→ **Figure dataset records**:
○ ○ ○ ○ ○

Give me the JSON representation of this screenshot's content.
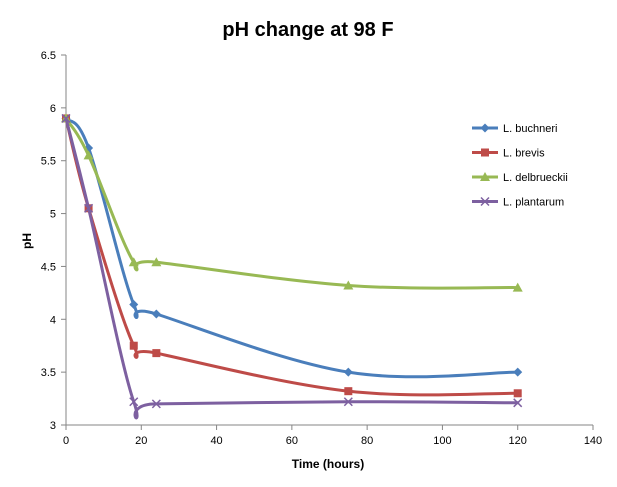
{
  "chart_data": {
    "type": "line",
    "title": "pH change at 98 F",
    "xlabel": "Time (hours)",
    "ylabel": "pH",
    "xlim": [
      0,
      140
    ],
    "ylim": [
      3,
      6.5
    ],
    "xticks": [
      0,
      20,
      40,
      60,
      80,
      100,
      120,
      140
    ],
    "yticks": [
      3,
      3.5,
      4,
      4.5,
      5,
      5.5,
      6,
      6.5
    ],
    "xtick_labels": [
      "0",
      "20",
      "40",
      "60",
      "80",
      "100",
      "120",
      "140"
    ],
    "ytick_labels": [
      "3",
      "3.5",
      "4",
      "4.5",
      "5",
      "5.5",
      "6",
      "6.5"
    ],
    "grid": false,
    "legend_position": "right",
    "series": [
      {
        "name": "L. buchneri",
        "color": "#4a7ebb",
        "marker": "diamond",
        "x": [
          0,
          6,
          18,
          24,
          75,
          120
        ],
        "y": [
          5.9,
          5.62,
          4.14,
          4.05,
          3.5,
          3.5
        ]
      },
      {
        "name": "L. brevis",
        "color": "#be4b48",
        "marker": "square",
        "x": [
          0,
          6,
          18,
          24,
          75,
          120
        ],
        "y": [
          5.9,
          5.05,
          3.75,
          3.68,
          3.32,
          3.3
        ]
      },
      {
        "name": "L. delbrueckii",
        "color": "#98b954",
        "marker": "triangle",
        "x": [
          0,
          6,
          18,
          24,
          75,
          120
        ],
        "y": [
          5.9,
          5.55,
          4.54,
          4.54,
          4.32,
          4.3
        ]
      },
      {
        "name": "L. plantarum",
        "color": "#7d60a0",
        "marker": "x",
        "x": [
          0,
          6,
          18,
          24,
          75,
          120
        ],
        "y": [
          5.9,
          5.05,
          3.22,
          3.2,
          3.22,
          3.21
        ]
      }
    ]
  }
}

○ ○ ○ ○ ○

→ **GIVEN REQUEST**: Every entry must be transcribed exactly. Pictures do not belong in the copy.

→ **EXERCISE RESULT**:
Give me the JSON representation of this screenshot's content.
{
  "chart_data": {
    "type": "line",
    "title": "pH change at 98 F",
    "xlabel": "Time (hours)",
    "ylabel": "pH",
    "xlim": [
      0,
      140
    ],
    "ylim": [
      3,
      6.5
    ],
    "xticks": [
      0,
      20,
      40,
      60,
      80,
      100,
      120,
      140
    ],
    "yticks": [
      3,
      3.5,
      4,
      4.5,
      5,
      5.5,
      6,
      6.5
    ],
    "xtick_labels": [
      "0",
      "20",
      "40",
      "60",
      "80",
      "100",
      "120",
      "140"
    ],
    "ytick_labels": [
      "3",
      "3.5",
      "4",
      "4.5",
      "5",
      "5.5",
      "6",
      "6.5"
    ],
    "grid": false,
    "legend_position": "right",
    "series": [
      {
        "name": "L. buchneri",
        "color": "#4a7ebb",
        "marker": "diamond",
        "x": [
          0,
          6,
          18,
          24,
          75,
          120
        ],
        "y": [
          5.9,
          5.62,
          4.14,
          4.05,
          3.5,
          3.5
        ]
      },
      {
        "name": "L. brevis",
        "color": "#be4b48",
        "marker": "square",
        "x": [
          0,
          6,
          18,
          24,
          75,
          120
        ],
        "y": [
          5.9,
          5.05,
          3.75,
          3.68,
          3.32,
          3.3
        ]
      },
      {
        "name": "L. delbrueckii",
        "color": "#98b954",
        "marker": "triangle",
        "x": [
          0,
          6,
          18,
          24,
          75,
          120
        ],
        "y": [
          5.9,
          5.55,
          4.54,
          4.54,
          4.32,
          4.3
        ]
      },
      {
        "name": "L. plantarum",
        "color": "#7d60a0",
        "marker": "x",
        "x": [
          0,
          6,
          18,
          24,
          75,
          120
        ],
        "y": [
          5.9,
          5.05,
          3.22,
          3.2,
          3.22,
          3.21
        ]
      }
    ]
  }
}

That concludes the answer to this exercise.